* **Written exercise**:
Rewrite the rows from the first one through the line containing "subject-text [44, 564, 368, 613]", both included, with "decision-text" changed to "ruling-text" and everything else kept the same. Return only those lines.

Source records
## START
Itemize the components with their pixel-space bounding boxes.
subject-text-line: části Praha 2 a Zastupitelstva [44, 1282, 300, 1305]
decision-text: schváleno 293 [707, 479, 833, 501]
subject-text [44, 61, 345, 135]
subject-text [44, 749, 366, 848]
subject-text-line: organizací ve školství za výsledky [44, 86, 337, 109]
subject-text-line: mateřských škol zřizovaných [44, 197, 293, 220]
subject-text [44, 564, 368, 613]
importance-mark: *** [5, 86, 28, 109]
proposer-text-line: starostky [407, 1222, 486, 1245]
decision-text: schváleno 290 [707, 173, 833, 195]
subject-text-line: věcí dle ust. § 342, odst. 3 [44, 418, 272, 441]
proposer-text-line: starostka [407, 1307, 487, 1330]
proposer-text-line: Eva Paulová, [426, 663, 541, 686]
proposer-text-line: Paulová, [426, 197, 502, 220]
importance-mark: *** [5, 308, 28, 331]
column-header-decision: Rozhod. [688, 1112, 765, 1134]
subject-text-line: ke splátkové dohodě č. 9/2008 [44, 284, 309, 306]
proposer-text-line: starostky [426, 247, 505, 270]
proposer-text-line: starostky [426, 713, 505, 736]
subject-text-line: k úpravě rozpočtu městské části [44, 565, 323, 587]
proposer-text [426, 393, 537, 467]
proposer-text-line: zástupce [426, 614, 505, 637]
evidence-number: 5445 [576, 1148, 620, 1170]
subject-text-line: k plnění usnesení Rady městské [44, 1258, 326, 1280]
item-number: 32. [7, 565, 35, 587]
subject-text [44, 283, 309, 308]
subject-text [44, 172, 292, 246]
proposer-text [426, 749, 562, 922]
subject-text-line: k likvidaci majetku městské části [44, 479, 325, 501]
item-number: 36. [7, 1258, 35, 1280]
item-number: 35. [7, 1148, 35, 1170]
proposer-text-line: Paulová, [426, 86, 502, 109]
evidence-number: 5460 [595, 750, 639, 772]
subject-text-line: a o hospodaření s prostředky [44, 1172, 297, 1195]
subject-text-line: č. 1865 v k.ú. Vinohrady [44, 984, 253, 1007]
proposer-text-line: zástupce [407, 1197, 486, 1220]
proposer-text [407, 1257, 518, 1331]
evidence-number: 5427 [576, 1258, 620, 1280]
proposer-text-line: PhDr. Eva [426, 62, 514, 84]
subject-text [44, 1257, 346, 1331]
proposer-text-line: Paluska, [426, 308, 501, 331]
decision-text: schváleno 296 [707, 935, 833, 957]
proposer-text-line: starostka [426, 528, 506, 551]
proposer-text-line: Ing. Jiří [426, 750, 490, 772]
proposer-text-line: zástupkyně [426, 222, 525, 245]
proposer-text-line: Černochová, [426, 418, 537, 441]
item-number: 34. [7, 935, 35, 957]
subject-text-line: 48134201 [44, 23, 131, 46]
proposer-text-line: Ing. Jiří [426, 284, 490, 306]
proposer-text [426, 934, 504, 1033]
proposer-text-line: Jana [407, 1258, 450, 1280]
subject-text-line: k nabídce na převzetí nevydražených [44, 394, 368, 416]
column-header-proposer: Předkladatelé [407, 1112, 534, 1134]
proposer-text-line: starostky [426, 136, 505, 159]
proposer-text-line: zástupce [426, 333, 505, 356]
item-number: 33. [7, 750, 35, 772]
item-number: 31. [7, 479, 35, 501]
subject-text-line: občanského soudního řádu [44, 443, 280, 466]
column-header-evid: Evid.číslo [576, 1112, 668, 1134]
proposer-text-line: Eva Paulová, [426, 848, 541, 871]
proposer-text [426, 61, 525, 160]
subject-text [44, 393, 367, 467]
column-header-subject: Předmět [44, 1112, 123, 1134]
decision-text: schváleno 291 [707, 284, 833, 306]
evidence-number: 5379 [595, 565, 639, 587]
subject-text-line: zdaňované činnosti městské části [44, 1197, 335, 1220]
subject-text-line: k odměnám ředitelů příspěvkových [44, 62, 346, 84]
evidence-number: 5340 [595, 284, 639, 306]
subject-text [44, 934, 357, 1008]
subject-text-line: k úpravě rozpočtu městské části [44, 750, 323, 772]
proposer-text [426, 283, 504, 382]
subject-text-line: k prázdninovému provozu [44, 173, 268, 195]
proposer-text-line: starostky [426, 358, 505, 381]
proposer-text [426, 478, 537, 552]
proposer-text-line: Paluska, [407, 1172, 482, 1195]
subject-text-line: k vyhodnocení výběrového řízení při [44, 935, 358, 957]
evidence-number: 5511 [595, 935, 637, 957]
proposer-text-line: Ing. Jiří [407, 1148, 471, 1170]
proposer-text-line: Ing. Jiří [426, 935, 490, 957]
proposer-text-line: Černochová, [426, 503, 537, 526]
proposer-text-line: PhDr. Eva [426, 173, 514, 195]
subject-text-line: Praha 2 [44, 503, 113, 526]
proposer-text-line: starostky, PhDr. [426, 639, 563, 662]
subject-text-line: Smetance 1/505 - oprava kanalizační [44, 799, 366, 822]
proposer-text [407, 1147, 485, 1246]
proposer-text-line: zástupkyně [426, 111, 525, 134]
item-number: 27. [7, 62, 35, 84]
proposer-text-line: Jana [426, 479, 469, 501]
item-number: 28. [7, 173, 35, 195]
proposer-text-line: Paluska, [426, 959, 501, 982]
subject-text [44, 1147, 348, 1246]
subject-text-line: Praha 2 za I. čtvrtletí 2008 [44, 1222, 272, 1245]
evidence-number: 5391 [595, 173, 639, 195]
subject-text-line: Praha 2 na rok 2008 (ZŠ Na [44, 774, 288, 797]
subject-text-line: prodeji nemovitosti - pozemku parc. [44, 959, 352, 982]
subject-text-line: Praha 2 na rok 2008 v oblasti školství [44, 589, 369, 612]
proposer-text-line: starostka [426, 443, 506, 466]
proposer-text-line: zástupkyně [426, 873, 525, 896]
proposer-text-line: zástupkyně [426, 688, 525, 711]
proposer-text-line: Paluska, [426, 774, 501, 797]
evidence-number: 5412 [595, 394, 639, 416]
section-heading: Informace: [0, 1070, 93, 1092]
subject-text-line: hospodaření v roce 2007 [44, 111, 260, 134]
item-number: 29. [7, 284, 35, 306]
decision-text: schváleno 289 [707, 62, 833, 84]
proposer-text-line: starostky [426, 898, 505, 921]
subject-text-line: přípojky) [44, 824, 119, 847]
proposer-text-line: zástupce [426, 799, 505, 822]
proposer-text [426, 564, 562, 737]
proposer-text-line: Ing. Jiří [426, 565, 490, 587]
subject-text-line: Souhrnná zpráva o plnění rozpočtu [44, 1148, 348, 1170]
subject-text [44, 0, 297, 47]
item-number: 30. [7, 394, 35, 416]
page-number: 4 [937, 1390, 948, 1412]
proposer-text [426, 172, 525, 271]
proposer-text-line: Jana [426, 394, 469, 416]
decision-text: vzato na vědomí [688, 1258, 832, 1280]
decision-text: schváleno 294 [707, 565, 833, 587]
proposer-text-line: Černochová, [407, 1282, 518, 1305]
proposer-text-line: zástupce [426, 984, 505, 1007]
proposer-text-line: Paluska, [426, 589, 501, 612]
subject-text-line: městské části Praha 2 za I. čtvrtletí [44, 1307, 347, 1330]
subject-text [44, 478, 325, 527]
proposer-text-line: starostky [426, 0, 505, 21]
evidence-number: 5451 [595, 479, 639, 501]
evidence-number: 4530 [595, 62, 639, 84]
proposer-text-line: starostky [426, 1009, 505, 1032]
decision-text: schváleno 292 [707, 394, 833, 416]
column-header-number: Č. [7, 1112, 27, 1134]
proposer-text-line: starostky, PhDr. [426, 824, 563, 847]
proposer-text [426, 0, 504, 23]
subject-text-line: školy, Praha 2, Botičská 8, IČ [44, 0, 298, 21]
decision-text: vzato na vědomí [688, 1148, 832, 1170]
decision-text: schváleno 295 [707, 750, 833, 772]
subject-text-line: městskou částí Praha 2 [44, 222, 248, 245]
## END
* **The answer**:
Itemize the components with their pixel-space bounding boxes.
subject-text-line: části Praha 2 a Zastupitelstva [44, 1282, 300, 1305]
ruling-text: schváleno 293 [707, 479, 833, 501]
subject-text [44, 61, 345, 135]
subject-text [44, 749, 366, 848]
subject-text-line: organizací ve školství za výsledky [44, 86, 337, 109]
subject-text-line: mateřských škol zřizovaných [44, 197, 293, 220]
subject-text [44, 564, 368, 613]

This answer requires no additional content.